# Start of Records for the task

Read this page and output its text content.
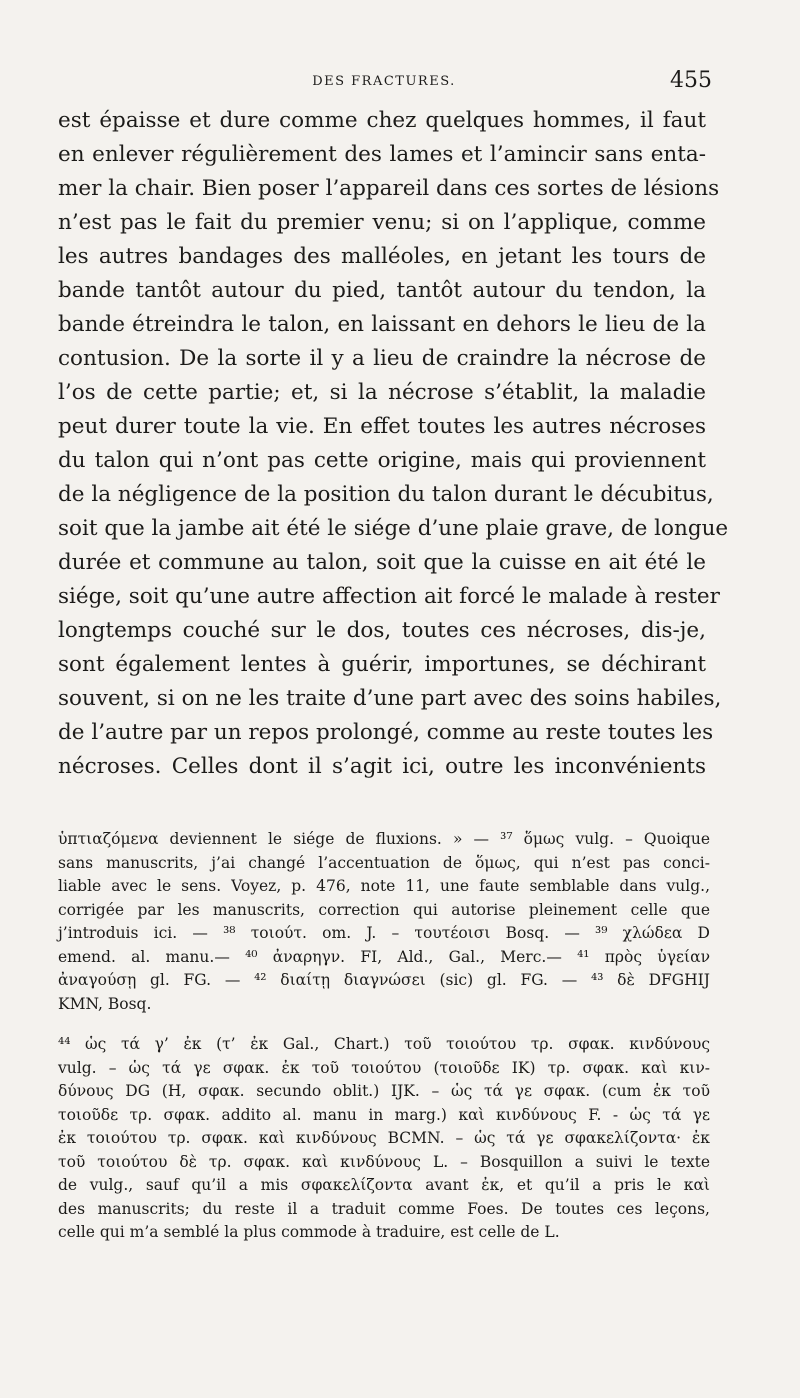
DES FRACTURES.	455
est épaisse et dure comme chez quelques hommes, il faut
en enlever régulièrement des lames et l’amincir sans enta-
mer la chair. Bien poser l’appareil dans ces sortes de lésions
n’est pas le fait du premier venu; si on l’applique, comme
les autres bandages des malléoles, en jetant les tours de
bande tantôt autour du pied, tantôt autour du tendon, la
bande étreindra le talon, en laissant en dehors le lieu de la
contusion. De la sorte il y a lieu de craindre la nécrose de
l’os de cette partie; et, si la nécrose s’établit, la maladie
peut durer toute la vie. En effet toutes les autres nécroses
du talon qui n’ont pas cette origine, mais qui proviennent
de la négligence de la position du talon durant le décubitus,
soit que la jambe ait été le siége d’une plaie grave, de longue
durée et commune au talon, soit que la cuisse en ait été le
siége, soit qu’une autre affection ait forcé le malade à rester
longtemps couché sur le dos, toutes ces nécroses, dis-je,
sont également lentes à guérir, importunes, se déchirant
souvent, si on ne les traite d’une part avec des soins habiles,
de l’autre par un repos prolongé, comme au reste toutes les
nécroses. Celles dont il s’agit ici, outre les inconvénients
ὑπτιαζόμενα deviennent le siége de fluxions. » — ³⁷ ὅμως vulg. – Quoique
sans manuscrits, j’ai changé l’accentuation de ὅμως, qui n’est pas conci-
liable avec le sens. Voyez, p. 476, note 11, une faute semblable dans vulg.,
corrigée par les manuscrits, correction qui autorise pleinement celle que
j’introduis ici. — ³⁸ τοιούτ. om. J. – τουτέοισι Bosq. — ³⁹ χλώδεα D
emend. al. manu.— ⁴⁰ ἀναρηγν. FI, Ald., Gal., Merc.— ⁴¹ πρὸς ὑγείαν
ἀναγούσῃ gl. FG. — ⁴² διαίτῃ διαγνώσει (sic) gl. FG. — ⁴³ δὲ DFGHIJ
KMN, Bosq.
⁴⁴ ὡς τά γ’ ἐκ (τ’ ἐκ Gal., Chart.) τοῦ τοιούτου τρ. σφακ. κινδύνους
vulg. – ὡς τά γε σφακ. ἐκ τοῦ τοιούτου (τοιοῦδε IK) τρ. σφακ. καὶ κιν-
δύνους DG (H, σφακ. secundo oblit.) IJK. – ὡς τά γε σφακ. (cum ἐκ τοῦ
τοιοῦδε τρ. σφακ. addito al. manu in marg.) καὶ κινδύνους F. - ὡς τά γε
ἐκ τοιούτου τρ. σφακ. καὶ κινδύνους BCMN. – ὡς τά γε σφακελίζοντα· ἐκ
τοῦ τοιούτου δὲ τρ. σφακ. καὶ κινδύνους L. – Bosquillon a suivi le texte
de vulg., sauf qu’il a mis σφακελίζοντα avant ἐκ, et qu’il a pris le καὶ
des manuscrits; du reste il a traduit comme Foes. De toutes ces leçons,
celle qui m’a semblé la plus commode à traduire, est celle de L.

# End of Records for the task
# Start of Records for the task

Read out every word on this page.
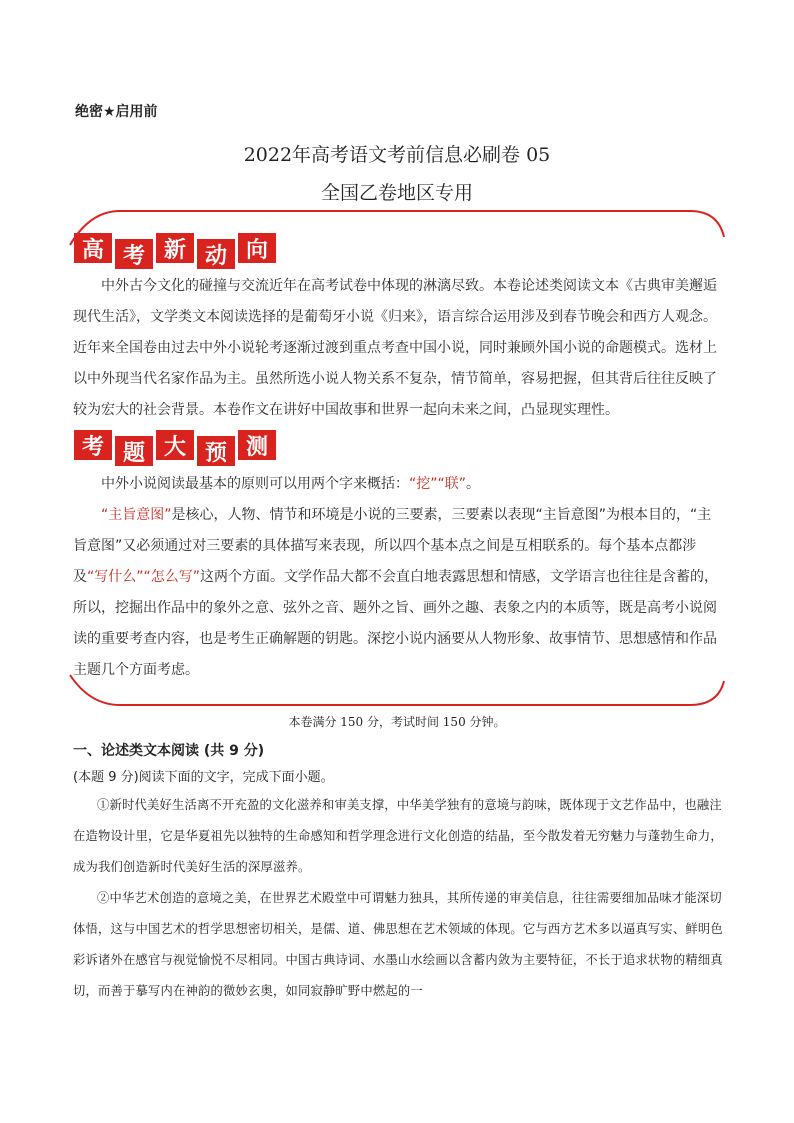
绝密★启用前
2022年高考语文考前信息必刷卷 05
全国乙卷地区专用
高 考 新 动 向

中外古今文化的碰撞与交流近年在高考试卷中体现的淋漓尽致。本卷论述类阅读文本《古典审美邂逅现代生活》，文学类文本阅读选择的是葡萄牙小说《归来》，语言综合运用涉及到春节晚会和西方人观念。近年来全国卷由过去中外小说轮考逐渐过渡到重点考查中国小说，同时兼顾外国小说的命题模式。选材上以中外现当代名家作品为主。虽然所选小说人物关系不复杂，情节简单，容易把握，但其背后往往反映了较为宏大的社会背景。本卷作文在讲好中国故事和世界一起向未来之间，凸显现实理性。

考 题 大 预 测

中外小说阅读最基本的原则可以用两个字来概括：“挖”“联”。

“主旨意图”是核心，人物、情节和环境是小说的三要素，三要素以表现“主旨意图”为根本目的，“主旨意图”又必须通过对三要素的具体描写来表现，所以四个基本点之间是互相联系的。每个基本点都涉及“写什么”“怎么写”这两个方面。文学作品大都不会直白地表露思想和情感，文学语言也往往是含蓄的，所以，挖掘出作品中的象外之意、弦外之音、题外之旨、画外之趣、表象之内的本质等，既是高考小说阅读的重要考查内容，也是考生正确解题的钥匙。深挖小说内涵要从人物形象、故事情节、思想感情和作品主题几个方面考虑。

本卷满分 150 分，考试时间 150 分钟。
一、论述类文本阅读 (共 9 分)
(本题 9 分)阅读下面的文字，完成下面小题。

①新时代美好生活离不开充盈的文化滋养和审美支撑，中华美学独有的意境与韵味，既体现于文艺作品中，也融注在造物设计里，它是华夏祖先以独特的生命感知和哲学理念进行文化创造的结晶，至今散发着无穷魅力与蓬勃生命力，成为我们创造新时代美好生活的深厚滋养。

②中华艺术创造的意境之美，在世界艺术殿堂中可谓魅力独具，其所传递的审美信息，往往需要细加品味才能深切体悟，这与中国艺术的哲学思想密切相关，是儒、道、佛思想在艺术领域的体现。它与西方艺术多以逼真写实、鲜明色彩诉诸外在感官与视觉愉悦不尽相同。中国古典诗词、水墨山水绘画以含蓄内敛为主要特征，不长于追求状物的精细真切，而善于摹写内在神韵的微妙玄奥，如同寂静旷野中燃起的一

# End of Records for the task

Go through the listing above and report how many of its lines contain the word "manuscrits", with only the number as output.

3